Information provided
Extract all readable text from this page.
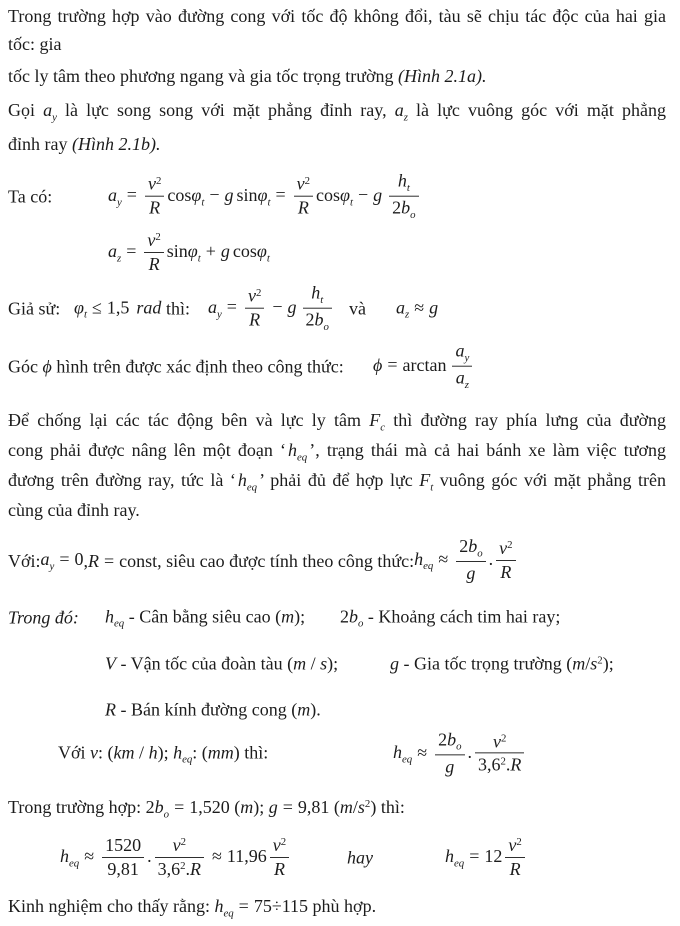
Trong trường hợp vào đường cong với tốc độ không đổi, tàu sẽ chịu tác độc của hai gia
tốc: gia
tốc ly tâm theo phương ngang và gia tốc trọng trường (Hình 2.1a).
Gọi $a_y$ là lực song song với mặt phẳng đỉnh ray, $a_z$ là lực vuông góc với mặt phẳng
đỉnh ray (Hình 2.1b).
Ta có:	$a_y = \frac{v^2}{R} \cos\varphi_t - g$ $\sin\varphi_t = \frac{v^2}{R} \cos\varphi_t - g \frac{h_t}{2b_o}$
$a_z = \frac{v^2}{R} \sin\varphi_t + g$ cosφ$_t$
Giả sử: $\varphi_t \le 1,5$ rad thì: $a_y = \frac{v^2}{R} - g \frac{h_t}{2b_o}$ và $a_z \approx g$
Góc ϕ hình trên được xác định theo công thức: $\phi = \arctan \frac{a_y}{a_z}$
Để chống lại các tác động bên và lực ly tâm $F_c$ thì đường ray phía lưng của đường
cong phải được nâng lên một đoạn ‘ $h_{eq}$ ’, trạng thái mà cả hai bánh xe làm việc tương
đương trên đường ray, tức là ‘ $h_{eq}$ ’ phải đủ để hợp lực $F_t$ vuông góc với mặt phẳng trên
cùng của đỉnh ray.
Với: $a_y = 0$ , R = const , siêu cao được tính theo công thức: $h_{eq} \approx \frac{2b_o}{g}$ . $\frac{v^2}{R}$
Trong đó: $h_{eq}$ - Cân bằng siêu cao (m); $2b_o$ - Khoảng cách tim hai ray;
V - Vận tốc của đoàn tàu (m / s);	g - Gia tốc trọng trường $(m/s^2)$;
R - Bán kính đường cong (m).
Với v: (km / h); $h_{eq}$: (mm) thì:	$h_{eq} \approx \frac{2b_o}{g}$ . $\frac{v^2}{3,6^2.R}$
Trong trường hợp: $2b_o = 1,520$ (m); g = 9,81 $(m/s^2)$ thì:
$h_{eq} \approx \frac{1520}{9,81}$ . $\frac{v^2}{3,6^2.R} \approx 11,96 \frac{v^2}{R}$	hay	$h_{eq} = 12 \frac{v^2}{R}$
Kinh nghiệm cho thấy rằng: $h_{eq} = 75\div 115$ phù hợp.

==

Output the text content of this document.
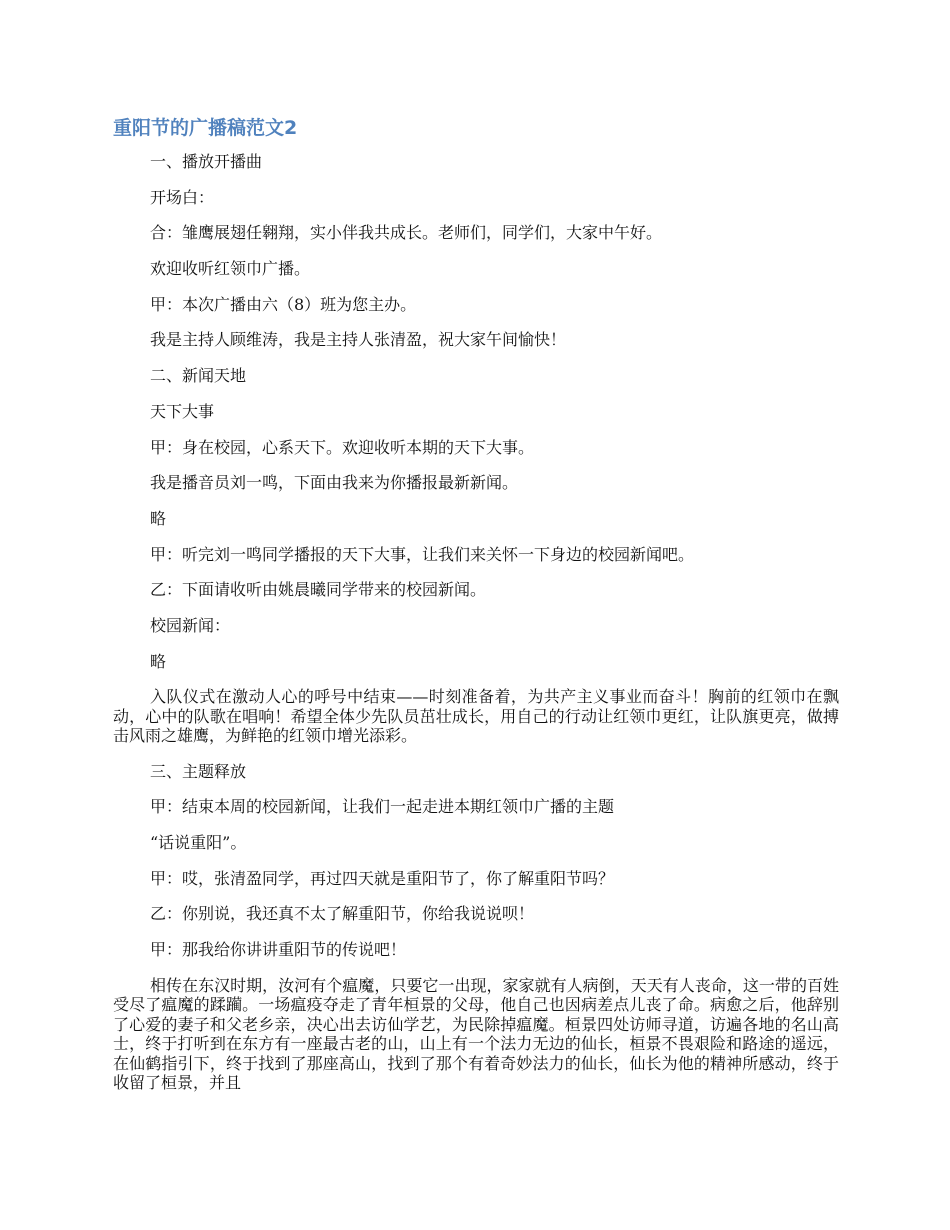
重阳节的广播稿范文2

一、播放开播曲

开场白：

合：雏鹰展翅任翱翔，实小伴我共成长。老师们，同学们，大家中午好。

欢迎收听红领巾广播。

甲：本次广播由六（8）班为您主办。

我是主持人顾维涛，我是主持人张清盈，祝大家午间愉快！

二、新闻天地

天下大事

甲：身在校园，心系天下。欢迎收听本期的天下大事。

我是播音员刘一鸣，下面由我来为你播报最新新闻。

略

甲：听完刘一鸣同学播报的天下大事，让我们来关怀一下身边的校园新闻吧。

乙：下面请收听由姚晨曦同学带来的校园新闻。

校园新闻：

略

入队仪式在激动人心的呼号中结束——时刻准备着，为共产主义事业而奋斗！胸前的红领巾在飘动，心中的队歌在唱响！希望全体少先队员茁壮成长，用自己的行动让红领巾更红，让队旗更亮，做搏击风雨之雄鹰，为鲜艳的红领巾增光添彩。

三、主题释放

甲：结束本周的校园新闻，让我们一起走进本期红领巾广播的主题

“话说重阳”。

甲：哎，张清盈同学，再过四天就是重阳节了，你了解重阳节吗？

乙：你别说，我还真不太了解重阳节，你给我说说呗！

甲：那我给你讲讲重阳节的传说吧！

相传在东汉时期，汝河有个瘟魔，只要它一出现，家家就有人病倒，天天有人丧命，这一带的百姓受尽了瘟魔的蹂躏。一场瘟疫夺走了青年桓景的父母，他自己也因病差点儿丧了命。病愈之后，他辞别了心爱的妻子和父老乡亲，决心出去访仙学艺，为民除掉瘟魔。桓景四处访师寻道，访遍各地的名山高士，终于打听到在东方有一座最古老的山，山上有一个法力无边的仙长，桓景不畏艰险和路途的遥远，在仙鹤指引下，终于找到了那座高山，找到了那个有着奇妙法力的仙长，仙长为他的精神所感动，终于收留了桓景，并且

To be done
Copy out every line of the data that includes "đường".

Task output
Trong trường hợp vào đường cong với tốc độ không đổi, tàu sẽ chịu tác độc của hai gia
Để chống lại các tác động bên và lực ly tâm $F_c$ thì đường ray phía lưng của đường
đương trên đường ray, tức là ‘ $h_{eq}$ ’ phải đủ để hợp lực $F_t$ vuông góc với mặt phẳng trên
R - Bán kính đường cong (m).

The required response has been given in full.